━━ Extract ━━

Pentagon Approves Shift of $3.8 Billion To Support Southern Border Wall

Pentagon Approves Shift of $3.8 Billion To Support Southern Border Wall
The border fence between the United States and Mexico just east of Sasabe, Arizona, on Dec. 7, 2018. Charlotte Cuthbertson/The Epoch Times
Updated:

The Department of Defense (DOD) announced Thursday that it has authorized about $3.8 billion to be diverted toward building some 177 miles of fencing across the U.S.-Mexico border, in efforts to address drug-smuggling activities.

According to a request sent to Congress on Thursday (pdf), the money is “required to provide support for counter-drug activities of the Department of Homeland Security (DHS).”

“DHS has identified areas along the southern border of the United States that are being used by individuals, groups, and transnational criminal organizations as drug smuggling corridors, and determined that the construction of additional physical barriers and roads in the vicinity of the United States border is necessary in order to impede and deny drug smuggling activities,” reads the request, signed by acting DOD comptroller Elaine McCusker.

The request (pdf), divided into two parts, seeks $2.2 billion to be diverted from defense appropriations, and $1.63 billion from the Pentagon’s Overseas Contingency Operations (OCO) fund. The OCO fund is used in military operations against the ISIS terrorist group.

Diverting money from the defense appropriations would affect funding for two F-35 fighters, eight Reaper drones, four Air Force C-130 transport aircraft, two Marine V-22 Osprey helicopters, amphibious ships, National Guard equipment, and Army trucks.

Bob Salesses, the deputy assistant defense secretary, told reporters on Thursday that the funds are intended to help build 30-foot fencing on federally-controlled land in six border areas: San Diego and El Centro, California; Yuma and Tuscon, Arizona, and El Paso and Del Rio, Texas. He added that a review by the Pentagon concluded that all the sectors are “high-intensity drug trafficking” areas.

Pentagon spokesman Lt. Col. Chris Mitchell said that the Pentagon authorized the funds in response to a DHS request that was sent to the Pentagon in January, and said the Pentagon would continue to help secure the southern border by “constructing fences and roads and installing lighting.”

━━━

### Task details
In the article on the border wall funding, how many miles of fencing is the diverted money meant to build?

━━ Data under study ━━

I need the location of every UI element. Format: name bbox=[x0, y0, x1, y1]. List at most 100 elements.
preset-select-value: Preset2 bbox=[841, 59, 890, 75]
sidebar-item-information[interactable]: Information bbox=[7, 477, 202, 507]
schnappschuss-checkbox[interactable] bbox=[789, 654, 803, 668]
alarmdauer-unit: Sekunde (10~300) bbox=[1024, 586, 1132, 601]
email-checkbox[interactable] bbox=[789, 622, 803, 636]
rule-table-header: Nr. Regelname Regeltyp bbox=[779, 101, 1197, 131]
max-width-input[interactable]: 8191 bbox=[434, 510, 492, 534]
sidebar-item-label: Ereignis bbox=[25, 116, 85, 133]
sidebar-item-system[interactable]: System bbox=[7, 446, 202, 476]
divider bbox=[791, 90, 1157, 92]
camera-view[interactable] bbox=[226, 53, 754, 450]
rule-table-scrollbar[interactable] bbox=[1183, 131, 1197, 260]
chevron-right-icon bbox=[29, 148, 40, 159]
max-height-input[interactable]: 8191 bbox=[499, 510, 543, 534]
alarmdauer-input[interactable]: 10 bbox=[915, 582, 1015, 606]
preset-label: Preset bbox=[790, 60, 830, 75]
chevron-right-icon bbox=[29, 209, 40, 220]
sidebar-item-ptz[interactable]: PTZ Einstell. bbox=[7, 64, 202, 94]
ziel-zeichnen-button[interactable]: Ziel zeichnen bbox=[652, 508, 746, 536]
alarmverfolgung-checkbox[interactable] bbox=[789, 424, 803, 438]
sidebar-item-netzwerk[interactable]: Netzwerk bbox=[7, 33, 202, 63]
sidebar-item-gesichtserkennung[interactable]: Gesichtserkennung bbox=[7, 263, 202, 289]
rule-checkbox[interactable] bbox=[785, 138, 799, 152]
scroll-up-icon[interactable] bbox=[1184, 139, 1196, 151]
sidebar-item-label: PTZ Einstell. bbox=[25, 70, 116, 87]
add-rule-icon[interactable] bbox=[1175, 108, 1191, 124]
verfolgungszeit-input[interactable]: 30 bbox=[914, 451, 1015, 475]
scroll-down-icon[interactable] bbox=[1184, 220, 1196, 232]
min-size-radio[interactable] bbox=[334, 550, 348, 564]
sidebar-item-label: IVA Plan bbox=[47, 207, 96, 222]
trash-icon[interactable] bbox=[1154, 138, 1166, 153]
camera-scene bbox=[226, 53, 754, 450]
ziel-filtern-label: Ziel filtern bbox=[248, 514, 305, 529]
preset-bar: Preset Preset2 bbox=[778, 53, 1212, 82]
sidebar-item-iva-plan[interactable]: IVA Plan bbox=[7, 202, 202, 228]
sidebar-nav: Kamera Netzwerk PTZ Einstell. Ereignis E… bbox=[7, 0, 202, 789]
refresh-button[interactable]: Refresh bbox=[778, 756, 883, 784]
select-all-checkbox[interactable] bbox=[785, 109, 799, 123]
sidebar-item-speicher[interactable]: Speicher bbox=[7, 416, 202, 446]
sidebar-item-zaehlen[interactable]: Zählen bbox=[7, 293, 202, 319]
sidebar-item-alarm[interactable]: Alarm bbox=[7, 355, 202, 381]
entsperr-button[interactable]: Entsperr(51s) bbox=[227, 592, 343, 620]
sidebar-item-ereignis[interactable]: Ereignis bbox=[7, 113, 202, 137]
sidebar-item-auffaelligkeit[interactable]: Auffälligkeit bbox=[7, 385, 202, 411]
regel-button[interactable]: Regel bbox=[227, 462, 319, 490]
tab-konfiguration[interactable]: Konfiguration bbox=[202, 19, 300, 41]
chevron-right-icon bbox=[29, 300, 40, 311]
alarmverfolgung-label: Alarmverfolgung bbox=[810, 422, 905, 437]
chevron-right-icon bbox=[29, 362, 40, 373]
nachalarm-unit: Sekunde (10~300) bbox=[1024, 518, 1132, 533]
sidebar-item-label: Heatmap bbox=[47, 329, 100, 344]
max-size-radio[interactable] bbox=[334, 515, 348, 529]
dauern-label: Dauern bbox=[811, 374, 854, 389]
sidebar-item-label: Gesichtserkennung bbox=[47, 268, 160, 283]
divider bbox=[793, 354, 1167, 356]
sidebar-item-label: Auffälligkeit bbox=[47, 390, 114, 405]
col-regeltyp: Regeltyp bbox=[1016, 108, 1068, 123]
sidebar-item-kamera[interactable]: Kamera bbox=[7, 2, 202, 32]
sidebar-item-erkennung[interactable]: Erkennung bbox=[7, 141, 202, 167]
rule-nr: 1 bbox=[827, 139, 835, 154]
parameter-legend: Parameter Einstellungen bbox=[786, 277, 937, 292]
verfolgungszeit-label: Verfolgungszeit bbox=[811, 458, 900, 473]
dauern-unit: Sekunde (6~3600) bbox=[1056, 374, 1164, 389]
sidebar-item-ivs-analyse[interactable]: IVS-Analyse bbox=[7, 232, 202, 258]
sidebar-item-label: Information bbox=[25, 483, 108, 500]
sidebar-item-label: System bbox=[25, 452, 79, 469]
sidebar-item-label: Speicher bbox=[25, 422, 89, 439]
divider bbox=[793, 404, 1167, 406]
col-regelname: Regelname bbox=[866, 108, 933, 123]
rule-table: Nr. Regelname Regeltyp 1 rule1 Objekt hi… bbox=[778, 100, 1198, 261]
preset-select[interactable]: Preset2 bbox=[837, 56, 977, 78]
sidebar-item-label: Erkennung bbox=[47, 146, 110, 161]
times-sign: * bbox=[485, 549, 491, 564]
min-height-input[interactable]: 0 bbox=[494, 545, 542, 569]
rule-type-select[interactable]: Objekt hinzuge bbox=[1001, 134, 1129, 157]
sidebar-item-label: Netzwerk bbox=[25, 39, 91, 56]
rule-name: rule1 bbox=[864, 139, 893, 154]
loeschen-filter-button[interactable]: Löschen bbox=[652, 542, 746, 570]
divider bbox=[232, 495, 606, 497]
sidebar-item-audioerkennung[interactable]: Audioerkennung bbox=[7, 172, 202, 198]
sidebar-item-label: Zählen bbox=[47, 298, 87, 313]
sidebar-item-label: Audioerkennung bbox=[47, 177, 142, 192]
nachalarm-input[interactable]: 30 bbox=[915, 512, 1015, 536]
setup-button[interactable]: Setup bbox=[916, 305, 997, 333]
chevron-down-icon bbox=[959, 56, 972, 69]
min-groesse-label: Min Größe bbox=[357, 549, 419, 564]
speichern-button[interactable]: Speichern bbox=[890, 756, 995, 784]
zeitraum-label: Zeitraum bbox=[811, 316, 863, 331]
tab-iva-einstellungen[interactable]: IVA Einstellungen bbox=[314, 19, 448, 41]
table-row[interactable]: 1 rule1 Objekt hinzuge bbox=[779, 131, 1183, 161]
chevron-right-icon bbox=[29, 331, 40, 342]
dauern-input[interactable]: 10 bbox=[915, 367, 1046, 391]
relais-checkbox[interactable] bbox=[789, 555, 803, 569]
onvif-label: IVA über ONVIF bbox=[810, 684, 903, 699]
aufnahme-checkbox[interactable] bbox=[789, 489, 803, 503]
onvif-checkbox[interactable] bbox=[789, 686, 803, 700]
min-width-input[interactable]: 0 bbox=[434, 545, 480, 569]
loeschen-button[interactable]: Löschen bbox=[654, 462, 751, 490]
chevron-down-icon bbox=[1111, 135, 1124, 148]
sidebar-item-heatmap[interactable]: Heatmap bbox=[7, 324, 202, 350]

━━━

### Problem solution
Some 177 miles.